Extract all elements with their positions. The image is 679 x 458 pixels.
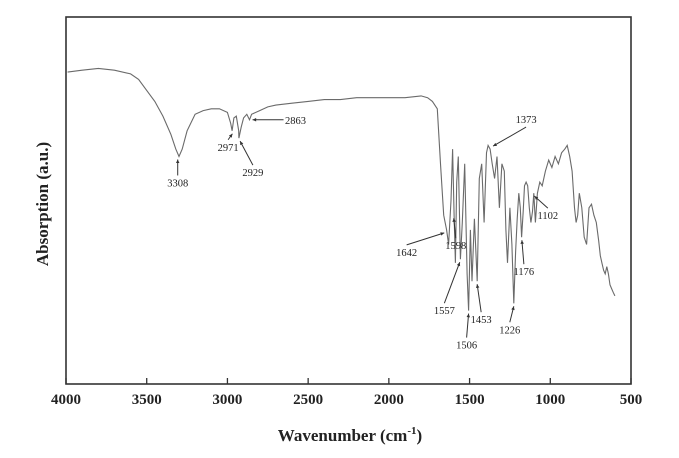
annotation-arrowhead (534, 196, 539, 200)
annotation-pointer (443, 262, 461, 304)
annotation-arrowhead (493, 142, 498, 147)
x-axis-title-superscript: -1 (407, 425, 416, 437)
peak-label: 2863 (285, 116, 306, 127)
peak-label: 1598 (445, 241, 466, 252)
peak-label: 1557 (434, 306, 455, 317)
x-axis-title: Wavenumber (cm-1) (278, 425, 422, 445)
peak-label: 1373 (516, 115, 537, 126)
peak-label: 1453 (471, 315, 492, 326)
x-tick-label: 3000 (212, 392, 242, 408)
peak-label: 1642 (396, 248, 417, 259)
x-axis-title-suffix: ) (417, 426, 423, 445)
x-ticks: 4000 3500 3000 2500 2000 1500 1000 500 (51, 378, 642, 408)
annotation-arrowhead (240, 141, 244, 146)
x-tick-label: 2000 (374, 392, 404, 408)
annotation-arrowhead (511, 306, 515, 311)
annotation-pointer (476, 284, 482, 313)
annotation-pointer (239, 140, 254, 166)
annotation-arrowhead (228, 133, 233, 138)
annotation-pointer (492, 126, 527, 147)
x-tick-label: 1000 (535, 392, 565, 408)
peak-label: 1226 (499, 325, 520, 336)
y-axis-title: Absorption (a.u.) (33, 142, 52, 266)
peak-label: 1102 (538, 211, 559, 222)
peak-label: 1506 (456, 341, 477, 352)
peak-label: 2929 (242, 168, 263, 179)
x-axis-title-main: Wavenumber (cm (278, 426, 408, 445)
annotation-arrowhead (456, 262, 461, 267)
x-tick-label: 4000 (51, 392, 81, 408)
annotation-arrowhead (475, 284, 480, 289)
annotation-pointer (521, 240, 525, 265)
annotation-pointer (466, 313, 470, 338)
x-tick-label: 500 (620, 392, 643, 408)
x-tick-label: 3500 (132, 392, 162, 408)
annotation-arrowhead (440, 232, 445, 236)
plot-frame (65, 16, 632, 385)
annotation-pointer (406, 232, 445, 246)
spectrum-line (67, 67, 616, 311)
annotation-arrowhead (466, 313, 471, 318)
peak-label: 3308 (167, 178, 188, 189)
spectrum-layer (67, 67, 616, 311)
annotation-arrowhead (520, 240, 524, 244)
peak-label: 2971 (218, 143, 239, 154)
annotation-arrowhead (252, 118, 257, 122)
peak-annotations: 3308 2971 2929 2863 1642 1598 1557 1506 1453 1373… (167, 115, 558, 351)
x-tick-label: 1500 (455, 392, 485, 408)
annotation-arrowhead (452, 218, 456, 222)
peak-label: 1176 (514, 267, 535, 278)
annotation-arrowhead (175, 159, 180, 164)
x-tick-label: 2500 (293, 392, 323, 408)
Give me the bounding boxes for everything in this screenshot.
★ ★ ★
• Problem
Reproduce each row above line for line, with no changes to the text, and omit the pictures.

• Solution for this problem
Extract all elements with their positions. The image is 679 x 458 pixels.
annotation-arrowhead (534, 196, 539, 200)
annotation-pointer (443, 262, 461, 304)
annotation-arrowhead (493, 142, 498, 147)
x-axis-title-superscript: -1 (407, 425, 416, 437)
peak-label: 2863 (285, 116, 306, 127)
peak-label: 1598 (445, 241, 466, 252)
peak-label: 1557 (434, 306, 455, 317)
x-axis-title: Wavenumber (cm-1) (278, 425, 422, 445)
peak-label: 1373 (516, 115, 537, 126)
peak-label: 1453 (471, 315, 492, 326)
x-tick-label: 3000 (212, 392, 242, 408)
peak-label: 1642 (396, 248, 417, 259)
x-axis-title-suffix: ) (417, 426, 423, 445)
x-ticks: 4000 3500 3000 2500 2000 1500 1000 500 (51, 378, 642, 408)
annotation-arrowhead (240, 141, 244, 146)
x-tick-label: 2000 (374, 392, 404, 408)
annotation-arrowhead (511, 306, 515, 311)
annotation-pointer (476, 284, 482, 313)
annotation-pointer (239, 140, 254, 166)
annotation-arrowhead (228, 133, 233, 138)
annotation-pointer (492, 126, 527, 147)
x-tick-label: 1000 (535, 392, 565, 408)
peak-label: 1226 (499, 325, 520, 336)
y-axis-title: Absorption (a.u.) (33, 142, 52, 266)
peak-label: 1102 (538, 211, 559, 222)
peak-label: 1506 (456, 341, 477, 352)
peak-label: 2929 (242, 168, 263, 179)
x-axis-title-main: Wavenumber (cm (278, 426, 408, 445)
annotation-arrowhead (456, 262, 461, 267)
x-tick-label: 4000 (51, 392, 81, 408)
annotation-arrowhead (475, 284, 480, 289)
annotation-pointer (521, 240, 525, 265)
annotation-pointer (466, 313, 470, 338)
x-tick-label: 500 (620, 392, 643, 408)
x-tick-label: 3500 (132, 392, 162, 408)
annotation-arrowhead (440, 232, 445, 236)
plot-frame (65, 16, 632, 385)
annotation-pointer (406, 232, 445, 246)
spectrum-line (67, 67, 616, 311)
annotation-arrowhead (466, 313, 471, 318)
peak-label: 3308 (167, 178, 188, 189)
spectrum-layer (67, 67, 616, 311)
annotation-arrowhead (520, 240, 524, 244)
peak-label: 2971 (218, 143, 239, 154)
annotation-arrowhead (252, 118, 257, 122)
peak-annotations: 3308 2971 2929 2863 1642 1598 1557 1506 1453 1373… (167, 115, 558, 351)
x-tick-label: 1500 (455, 392, 485, 408)
annotation-arrowhead (452, 218, 456, 222)
peak-label: 1176 (514, 267, 535, 278)
annotation-arrowhead (175, 159, 180, 164)
x-tick-label: 2500 (293, 392, 323, 408)
Give me the bounding boxes for everything in this screenshot.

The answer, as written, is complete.